Dataset records:
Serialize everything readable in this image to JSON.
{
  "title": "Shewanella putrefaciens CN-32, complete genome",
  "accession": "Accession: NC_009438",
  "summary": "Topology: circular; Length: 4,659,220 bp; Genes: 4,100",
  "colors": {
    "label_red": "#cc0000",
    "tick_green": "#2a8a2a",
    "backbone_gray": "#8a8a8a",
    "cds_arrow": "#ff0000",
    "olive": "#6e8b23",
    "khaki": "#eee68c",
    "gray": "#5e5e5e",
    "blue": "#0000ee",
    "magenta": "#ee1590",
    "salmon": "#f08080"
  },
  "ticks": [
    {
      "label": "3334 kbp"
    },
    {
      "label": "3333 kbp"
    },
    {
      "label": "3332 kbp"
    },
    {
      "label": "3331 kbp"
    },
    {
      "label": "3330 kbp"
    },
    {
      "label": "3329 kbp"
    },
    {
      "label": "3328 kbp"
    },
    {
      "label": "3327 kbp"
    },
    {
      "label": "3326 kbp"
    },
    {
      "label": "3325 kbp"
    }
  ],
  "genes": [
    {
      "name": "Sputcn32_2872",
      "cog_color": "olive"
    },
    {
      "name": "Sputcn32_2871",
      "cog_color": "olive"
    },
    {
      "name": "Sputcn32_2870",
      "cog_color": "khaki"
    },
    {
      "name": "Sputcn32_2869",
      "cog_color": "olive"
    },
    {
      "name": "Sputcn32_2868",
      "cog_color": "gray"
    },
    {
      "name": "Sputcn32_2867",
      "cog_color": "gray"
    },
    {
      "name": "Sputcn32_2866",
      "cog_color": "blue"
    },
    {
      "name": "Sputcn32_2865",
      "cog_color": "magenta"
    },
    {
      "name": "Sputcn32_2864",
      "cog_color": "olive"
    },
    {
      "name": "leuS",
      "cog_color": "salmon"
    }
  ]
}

*Problem*: If a line in the records above includes the string "name", copy it.

*Reply*:
      "name": "Sputcn32_2872",
      "name": "Sputcn32_2871",
      "name": "Sputcn32_2870",
      "name": "Sputcn32_2869",
      "name": "Sputcn32_2868",
      "name": "Sputcn32_2867",
      "name": "Sputcn32_2866",
      "name": "Sputcn32_2865",
      "name": "Sputcn32_2864",
      "name": "leuS",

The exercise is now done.